Do this → Return each line of the records with nothing changed, pictures excepted.

(Saved entries)
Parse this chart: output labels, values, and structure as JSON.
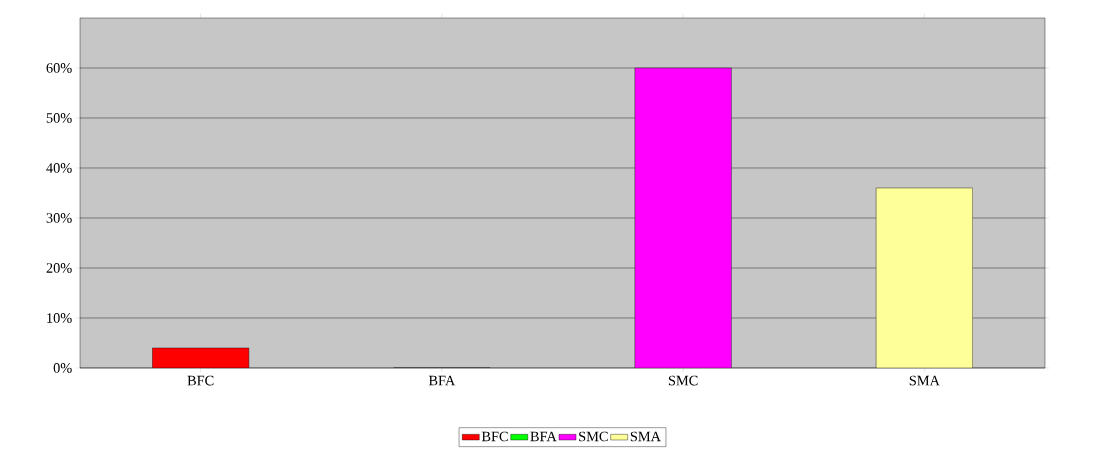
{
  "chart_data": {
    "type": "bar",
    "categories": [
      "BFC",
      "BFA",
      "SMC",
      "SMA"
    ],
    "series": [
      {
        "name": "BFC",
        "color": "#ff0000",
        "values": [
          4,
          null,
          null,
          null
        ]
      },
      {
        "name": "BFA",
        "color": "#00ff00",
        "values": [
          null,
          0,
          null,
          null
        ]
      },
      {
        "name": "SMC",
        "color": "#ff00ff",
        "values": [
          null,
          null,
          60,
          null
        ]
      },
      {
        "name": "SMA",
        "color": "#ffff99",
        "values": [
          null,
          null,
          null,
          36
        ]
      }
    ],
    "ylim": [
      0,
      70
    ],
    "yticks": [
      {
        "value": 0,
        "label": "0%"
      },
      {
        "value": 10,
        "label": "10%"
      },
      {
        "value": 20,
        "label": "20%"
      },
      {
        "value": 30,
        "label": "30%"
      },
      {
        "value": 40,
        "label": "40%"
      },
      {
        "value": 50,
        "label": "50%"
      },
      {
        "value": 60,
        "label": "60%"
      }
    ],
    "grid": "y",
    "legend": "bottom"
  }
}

Answer to this problem →
Parse this chart: output labels, values, and structure as JSON.
{
  "chart_data": {
    "type": "bar",
    "categories": [
      "BFC",
      "BFA",
      "SMC",
      "SMA"
    ],
    "series": [
      {
        "name": "BFC",
        "color": "#ff0000",
        "values": [
          4,
          null,
          null,
          null
        ]
      },
      {
        "name": "BFA",
        "color": "#00ff00",
        "values": [
          null,
          0,
          null,
          null
        ]
      },
      {
        "name": "SMC",
        "color": "#ff00ff",
        "values": [
          null,
          null,
          60,
          null
        ]
      },
      {
        "name": "SMA",
        "color": "#ffff99",
        "values": [
          null,
          null,
          null,
          36
        ]
      }
    ],
    "ylim": [
      0,
      70
    ],
    "yticks": [
      {
        "value": 0,
        "label": "0%"
      },
      {
        "value": 10,
        "label": "10%"
      },
      {
        "value": 20,
        "label": "20%"
      },
      {
        "value": 30,
        "label": "30%"
      },
      {
        "value": 40,
        "label": "40%"
      },
      {
        "value": 50,
        "label": "50%"
      },
      {
        "value": 60,
        "label": "60%"
      }
    ],
    "grid": "y",
    "legend": "bottom"
  }
}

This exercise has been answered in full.